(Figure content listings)
****
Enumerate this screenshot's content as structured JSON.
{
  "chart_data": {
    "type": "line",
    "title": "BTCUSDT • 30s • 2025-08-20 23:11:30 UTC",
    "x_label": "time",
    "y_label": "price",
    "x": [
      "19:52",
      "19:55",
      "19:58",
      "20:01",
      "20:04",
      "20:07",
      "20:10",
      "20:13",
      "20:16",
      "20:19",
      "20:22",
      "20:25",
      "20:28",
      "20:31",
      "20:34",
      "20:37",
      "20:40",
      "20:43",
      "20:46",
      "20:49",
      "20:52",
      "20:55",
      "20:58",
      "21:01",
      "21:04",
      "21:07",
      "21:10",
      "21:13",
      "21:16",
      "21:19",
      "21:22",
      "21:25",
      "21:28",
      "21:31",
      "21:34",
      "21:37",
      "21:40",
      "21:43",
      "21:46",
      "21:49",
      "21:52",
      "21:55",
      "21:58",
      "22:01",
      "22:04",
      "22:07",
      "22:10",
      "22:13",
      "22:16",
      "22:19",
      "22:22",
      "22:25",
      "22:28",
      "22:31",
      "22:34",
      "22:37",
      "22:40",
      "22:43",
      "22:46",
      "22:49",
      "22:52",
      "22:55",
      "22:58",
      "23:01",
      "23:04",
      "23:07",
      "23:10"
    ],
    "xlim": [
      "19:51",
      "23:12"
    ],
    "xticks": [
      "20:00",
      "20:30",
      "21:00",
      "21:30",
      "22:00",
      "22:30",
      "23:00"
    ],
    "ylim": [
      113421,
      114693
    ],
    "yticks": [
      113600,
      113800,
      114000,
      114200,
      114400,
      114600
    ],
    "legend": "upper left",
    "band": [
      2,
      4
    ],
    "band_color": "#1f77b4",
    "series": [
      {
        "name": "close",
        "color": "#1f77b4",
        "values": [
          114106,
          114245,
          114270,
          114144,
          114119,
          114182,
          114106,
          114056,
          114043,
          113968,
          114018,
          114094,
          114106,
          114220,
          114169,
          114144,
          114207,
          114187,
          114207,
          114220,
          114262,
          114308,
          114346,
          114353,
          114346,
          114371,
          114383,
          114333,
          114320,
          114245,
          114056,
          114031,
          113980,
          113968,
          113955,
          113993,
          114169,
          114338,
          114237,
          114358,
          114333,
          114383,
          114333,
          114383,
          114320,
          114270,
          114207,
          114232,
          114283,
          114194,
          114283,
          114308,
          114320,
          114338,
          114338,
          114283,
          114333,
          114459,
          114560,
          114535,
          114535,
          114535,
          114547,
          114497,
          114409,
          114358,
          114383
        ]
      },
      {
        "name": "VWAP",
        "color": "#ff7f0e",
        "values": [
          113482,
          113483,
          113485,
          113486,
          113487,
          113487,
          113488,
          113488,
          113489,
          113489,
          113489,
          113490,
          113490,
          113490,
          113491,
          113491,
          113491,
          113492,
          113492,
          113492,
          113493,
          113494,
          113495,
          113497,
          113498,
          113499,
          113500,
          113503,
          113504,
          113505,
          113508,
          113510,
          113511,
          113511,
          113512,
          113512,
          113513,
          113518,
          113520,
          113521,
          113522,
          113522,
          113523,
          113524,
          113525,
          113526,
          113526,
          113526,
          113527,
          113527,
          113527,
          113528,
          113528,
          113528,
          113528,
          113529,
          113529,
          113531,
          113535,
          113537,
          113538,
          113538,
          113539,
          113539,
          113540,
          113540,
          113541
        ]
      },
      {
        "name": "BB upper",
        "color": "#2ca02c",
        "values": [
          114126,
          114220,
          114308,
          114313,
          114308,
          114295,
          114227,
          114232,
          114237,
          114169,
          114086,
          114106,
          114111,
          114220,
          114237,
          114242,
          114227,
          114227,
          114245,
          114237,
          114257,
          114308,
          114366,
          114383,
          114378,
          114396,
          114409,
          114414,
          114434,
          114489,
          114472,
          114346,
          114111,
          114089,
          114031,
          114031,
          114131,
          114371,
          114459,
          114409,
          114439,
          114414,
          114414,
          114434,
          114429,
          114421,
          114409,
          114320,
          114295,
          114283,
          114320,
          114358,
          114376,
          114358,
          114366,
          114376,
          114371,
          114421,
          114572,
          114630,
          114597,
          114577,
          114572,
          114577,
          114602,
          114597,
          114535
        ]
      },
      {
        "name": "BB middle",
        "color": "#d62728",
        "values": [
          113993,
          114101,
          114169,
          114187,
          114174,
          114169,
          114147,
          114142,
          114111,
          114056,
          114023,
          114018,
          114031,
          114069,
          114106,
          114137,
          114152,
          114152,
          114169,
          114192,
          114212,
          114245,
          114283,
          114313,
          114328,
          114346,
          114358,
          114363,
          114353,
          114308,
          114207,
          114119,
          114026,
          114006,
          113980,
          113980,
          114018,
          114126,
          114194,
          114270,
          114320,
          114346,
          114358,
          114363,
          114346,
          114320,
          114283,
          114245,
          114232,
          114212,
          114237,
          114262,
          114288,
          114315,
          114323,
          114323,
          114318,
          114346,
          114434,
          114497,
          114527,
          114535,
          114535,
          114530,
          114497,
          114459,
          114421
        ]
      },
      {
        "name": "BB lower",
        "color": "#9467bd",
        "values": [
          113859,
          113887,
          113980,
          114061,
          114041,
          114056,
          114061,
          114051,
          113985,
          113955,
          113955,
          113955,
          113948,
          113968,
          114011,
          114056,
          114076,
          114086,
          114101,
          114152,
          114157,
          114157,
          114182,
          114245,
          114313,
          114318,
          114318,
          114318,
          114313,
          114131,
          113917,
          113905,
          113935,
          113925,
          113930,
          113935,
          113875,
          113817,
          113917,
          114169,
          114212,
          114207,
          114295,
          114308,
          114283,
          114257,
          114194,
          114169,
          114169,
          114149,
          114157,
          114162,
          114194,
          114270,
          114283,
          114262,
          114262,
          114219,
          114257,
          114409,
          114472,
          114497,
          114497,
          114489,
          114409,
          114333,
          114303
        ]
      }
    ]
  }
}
****
Reproduce the complete set of lines precisely as supplied.

## Written answer
Enumerate this screenshot's content as structured JSON.
{
  "chart_data": {
    "type": "line",
    "title": "BTCUSDT • 30s • 2025-08-20 23:11:30 UTC",
    "x_label": "time",
    "y_label": "price",
    "x": [
      "19:52",
      "19:55",
      "19:58",
      "20:01",
      "20:04",
      "20:07",
      "20:10",
      "20:13",
      "20:16",
      "20:19",
      "20:22",
      "20:25",
      "20:28",
      "20:31",
      "20:34",
      "20:37",
      "20:40",
      "20:43",
      "20:46",
      "20:49",
      "20:52",
      "20:55",
      "20:58",
      "21:01",
      "21:04",
      "21:07",
      "21:10",
      "21:13",
      "21:16",
      "21:19",
      "21:22",
      "21:25",
      "21:28",
      "21:31",
      "21:34",
      "21:37",
      "21:40",
      "21:43",
      "21:46",
      "21:49",
      "21:52",
      "21:55",
      "21:58",
      "22:01",
      "22:04",
      "22:07",
      "22:10",
      "22:13",
      "22:16",
      "22:19",
      "22:22",
      "22:25",
      "22:28",
      "22:31",
      "22:34",
      "22:37",
      "22:40",
      "22:43",
      "22:46",
      "22:49",
      "22:52",
      "22:55",
      "22:58",
      "23:01",
      "23:04",
      "23:07",
      "23:10"
    ],
    "xlim": [
      "19:51",
      "23:12"
    ],
    "xticks": [
      "20:00",
      "20:30",
      "21:00",
      "21:30",
      "22:00",
      "22:30",
      "23:00"
    ],
    "ylim": [
      113421,
      114693
    ],
    "yticks": [
      113600,
      113800,
      114000,
      114200,
      114400,
      114600
    ],
    "legend": "upper left",
    "band": [
      2,
      4
    ],
    "band_color": "#1f77b4",
    "series": [
      {
        "name": "close",
        "color": "#1f77b4",
        "values": [
          114106,
          114245,
          114270,
          114144,
          114119,
          114182,
          114106,
          114056,
          114043,
          113968,
          114018,
          114094,
          114106,
          114220,
          114169,
          114144,
          114207,
          114187,
          114207,
          114220,
          114262,
          114308,
          114346,
          114353,
          114346,
          114371,
          114383,
          114333,
          114320,
          114245,
          114056,
          114031,
          113980,
          113968,
          113955,
          113993,
          114169,
          114338,
          114237,
          114358,
          114333,
          114383,
          114333,
          114383,
          114320,
          114270,
          114207,
          114232,
          114283,
          114194,
          114283,
          114308,
          114320,
          114338,
          114338,
          114283,
          114333,
          114459,
          114560,
          114535,
          114535,
          114535,
          114547,
          114497,
          114409,
          114358,
          114383
        ]
      },
      {
        "name": "VWAP",
        "color": "#ff7f0e",
        "values": [
          113482,
          113483,
          113485,
          113486,
          113487,
          113487,
          113488,
          113488,
          113489,
          113489,
          113489,
          113490,
          113490,
          113490,
          113491,
          113491,
          113491,
          113492,
          113492,
          113492,
          113493,
          113494,
          113495,
          113497,
          113498,
          113499,
          113500,
          113503,
          113504,
          113505,
          113508,
          113510,
          113511,
          113511,
          113512,
          113512,
          113513,
          113518,
          113520,
          113521,
          113522,
          113522,
          113523,
          113524,
          113525,
          113526,
          113526,
          113526,
          113527,
          113527,
          113527,
          113528,
          113528,
          113528,
          113528,
          113529,
          113529,
          113531,
          113535,
          113537,
          113538,
          113538,
          113539,
          113539,
          113540,
          113540,
          113541
        ]
      },
      {
        "name": "BB upper",
        "color": "#2ca02c",
        "values": [
          114126,
          114220,
          114308,
          114313,
          114308,
          114295,
          114227,
          114232,
          114237,
          114169,
          114086,
          114106,
          114111,
          114220,
          114237,
          114242,
          114227,
          114227,
          114245,
          114237,
          114257,
          114308,
          114366,
          114383,
          114378,
          114396,
          114409,
          114414,
          114434,
          114489,
          114472,
          114346,
          114111,
          114089,
          114031,
          114031,
          114131,
          114371,
          114459,
          114409,
          114439,
          114414,
          114414,
          114434,
          114429,
          114421,
          114409,
          114320,
          114295,
          114283,
          114320,
          114358,
          114376,
          114358,
          114366,
          114376,
          114371,
          114421,
          114572,
          114630,
          114597,
          114577,
          114572,
          114577,
          114602,
          114597,
          114535
        ]
      },
      {
        "name": "BB middle",
        "color": "#d62728",
        "values": [
          113993,
          114101,
          114169,
          114187,
          114174,
          114169,
          114147,
          114142,
          114111,
          114056,
          114023,
          114018,
          114031,
          114069,
          114106,
          114137,
          114152,
          114152,
          114169,
          114192,
          114212,
          114245,
          114283,
          114313,
          114328,
          114346,
          114358,
          114363,
          114353,
          114308,
          114207,
          114119,
          114026,
          114006,
          113980,
          113980,
          114018,
          114126,
          114194,
          114270,
          114320,
          114346,
          114358,
          114363,
          114346,
          114320,
          114283,
          114245,
          114232,
          114212,
          114237,
          114262,
          114288,
          114315,
          114323,
          114323,
          114318,
          114346,
          114434,
          114497,
          114527,
          114535,
          114535,
          114530,
          114497,
          114459,
          114421
        ]
      },
      {
        "name": "BB lower",
        "color": "#9467bd",
        "values": [
          113859,
          113887,
          113980,
          114061,
          114041,
          114056,
          114061,
          114051,
          113985,
          113955,
          113955,
          113955,
          113948,
          113968,
          114011,
          114056,
          114076,
          114086,
          114101,
          114152,
          114157,
          114157,
          114182,
          114245,
          114313,
          114318,
          114318,
          114318,
          114313,
          114131,
          113917,
          113905,
          113935,
          113925,
          113930,
          113935,
          113875,
          113817,
          113917,
          114169,
          114212,
          114207,
          114295,
          114308,
          114283,
          114257,
          114194,
          114169,
          114169,
          114149,
          114157,
          114162,
          114194,
          114270,
          114283,
          114262,
          114262,
          114219,
          114257,
          114409,
          114472,
          114497,
          114497,
          114489,
          114409,
          114333,
          114303
        ]
      }
    ]
  }
}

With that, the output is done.